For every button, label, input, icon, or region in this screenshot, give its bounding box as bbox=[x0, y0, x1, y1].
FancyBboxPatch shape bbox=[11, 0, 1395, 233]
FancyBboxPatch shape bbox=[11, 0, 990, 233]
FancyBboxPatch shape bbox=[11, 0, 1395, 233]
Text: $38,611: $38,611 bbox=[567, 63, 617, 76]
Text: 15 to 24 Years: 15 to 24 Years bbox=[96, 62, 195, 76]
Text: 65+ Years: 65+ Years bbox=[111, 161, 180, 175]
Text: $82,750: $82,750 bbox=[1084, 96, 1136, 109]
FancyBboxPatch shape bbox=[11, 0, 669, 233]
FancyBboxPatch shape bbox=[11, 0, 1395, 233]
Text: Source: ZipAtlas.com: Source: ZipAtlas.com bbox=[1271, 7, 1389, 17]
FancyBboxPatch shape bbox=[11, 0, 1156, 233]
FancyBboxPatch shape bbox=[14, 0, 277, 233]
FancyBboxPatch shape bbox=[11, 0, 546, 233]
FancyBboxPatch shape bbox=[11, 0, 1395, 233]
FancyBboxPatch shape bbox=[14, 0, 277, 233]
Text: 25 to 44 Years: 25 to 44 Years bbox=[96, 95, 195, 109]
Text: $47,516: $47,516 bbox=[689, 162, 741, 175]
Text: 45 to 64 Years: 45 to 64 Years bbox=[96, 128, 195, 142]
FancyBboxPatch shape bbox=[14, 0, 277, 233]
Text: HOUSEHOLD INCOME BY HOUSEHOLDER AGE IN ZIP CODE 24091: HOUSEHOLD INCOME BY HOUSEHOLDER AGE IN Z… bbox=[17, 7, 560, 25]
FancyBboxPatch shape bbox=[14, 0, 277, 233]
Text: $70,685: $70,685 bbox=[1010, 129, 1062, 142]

Brief: Convert every line of the listing above into a JSON list of strings, one string per line, leaving out any blank lines.

Output for this task:
[
  "For every button, label, input, icon, or region in this screenshot, give its bounding box as bbox=[x0, y0, x1, y1].",
  "FancyBboxPatch shape bbox=[11, 0, 1395, 233]",
  "FancyBboxPatch shape bbox=[11, 0, 990, 233]",
  "FancyBboxPatch shape bbox=[11, 0, 1395, 233]",
  "Text: $38,611: $38,611 bbox=[567, 63, 617, 76]",
  "Text: 15 to 24 Years: 15 to 24 Years bbox=[96, 62, 195, 76]",
  "Text: 65+ Years: 65+ Years bbox=[111, 161, 180, 175]",
  "Text: $82,750: $82,750 bbox=[1084, 96, 1136, 109]",
  "FancyBboxPatch shape bbox=[11, 0, 669, 233]",
  "FancyBboxPatch shape bbox=[11, 0, 1395, 233]",
  "Text: Source: ZipAtlas.com: Source: ZipAtlas.com bbox=[1271, 7, 1389, 17]",
  "FancyBboxPatch shape bbox=[11, 0, 1156, 233]",
  "FancyBboxPatch shape bbox=[14, 0, 277, 233]",
  "FancyBboxPatch shape bbox=[11, 0, 546, 233]",
  "FancyBboxPatch shape bbox=[11, 0, 1395, 233]",
  "FancyBboxPatch shape bbox=[14, 0, 277, 233]",
  "Text: 25 to 44 Years: 25 to 44 Years bbox=[96, 95, 195, 109]",
  "Text: $47,516: $47,516 bbox=[689, 162, 741, 175]",
  "Text: 45 to 64 Years: 45 to 64 Years bbox=[96, 128, 195, 142]",
  "FancyBboxPatch shape bbox=[14, 0, 277, 233]",
  "Text: HOUSEHOLD INCOME BY HOUSEHOLDER AGE IN ZIP CODE 24091: HOUSEHOLD INCOME BY HOUSEHOLDER AGE IN Z… bbox=[17, 7, 560, 25]",
  "FancyBboxPatch shape bbox=[14, 0, 277, 233]",
  "Text: $70,685: $70,685 bbox=[1010, 129, 1062, 142]"
]